Data extracted from a collection
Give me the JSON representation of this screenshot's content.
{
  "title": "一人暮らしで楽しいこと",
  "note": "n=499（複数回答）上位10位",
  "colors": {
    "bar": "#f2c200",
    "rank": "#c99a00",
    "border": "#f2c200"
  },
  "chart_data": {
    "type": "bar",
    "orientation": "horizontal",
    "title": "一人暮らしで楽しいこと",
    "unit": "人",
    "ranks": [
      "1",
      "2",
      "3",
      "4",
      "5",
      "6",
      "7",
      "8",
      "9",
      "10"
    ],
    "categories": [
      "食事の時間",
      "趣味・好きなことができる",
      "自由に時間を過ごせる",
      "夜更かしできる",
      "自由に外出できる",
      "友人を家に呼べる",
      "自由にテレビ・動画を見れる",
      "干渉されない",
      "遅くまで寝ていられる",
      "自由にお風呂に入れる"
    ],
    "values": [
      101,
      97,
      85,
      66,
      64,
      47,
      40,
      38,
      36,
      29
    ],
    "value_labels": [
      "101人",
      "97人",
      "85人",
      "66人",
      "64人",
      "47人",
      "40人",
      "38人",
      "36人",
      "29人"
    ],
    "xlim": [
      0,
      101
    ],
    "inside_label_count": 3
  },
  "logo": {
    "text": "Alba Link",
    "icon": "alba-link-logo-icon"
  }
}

* Task directions
Return the listing above word for word.

* Solution to this task
Give me the JSON representation of this screenshot's content.
{
  "title": "一人暮らしで楽しいこと",
  "note": "n=499（複数回答）上位10位",
  "colors": {
    "bar": "#f2c200",
    "rank": "#c99a00",
    "border": "#f2c200"
  },
  "chart_data": {
    "type": "bar",
    "orientation": "horizontal",
    "title": "一人暮らしで楽しいこと",
    "unit": "人",
    "ranks": [
      "1",
      "2",
      "3",
      "4",
      "5",
      "6",
      "7",
      "8",
      "9",
      "10"
    ],
    "categories": [
      "食事の時間",
      "趣味・好きなことができる",
      "自由に時間を過ごせる",
      "夜更かしできる",
      "自由に外出できる",
      "友人を家に呼べる",
      "自由にテレビ・動画を見れる",
      "干渉されない",
      "遅くまで寝ていられる",
      "自由にお風呂に入れる"
    ],
    "values": [
      101,
      97,
      85,
      66,
      64,
      47,
      40,
      38,
      36,
      29
    ],
    "value_labels": [
      "101人",
      "97人",
      "85人",
      "66人",
      "64人",
      "47人",
      "40人",
      "38人",
      "36人",
      "29人"
    ],
    "xlim": [
      0,
      101
    ],
    "inside_label_count": 3
  },
  "logo": {
    "text": "Alba Link",
    "icon": "alba-link-logo-icon"
  }
}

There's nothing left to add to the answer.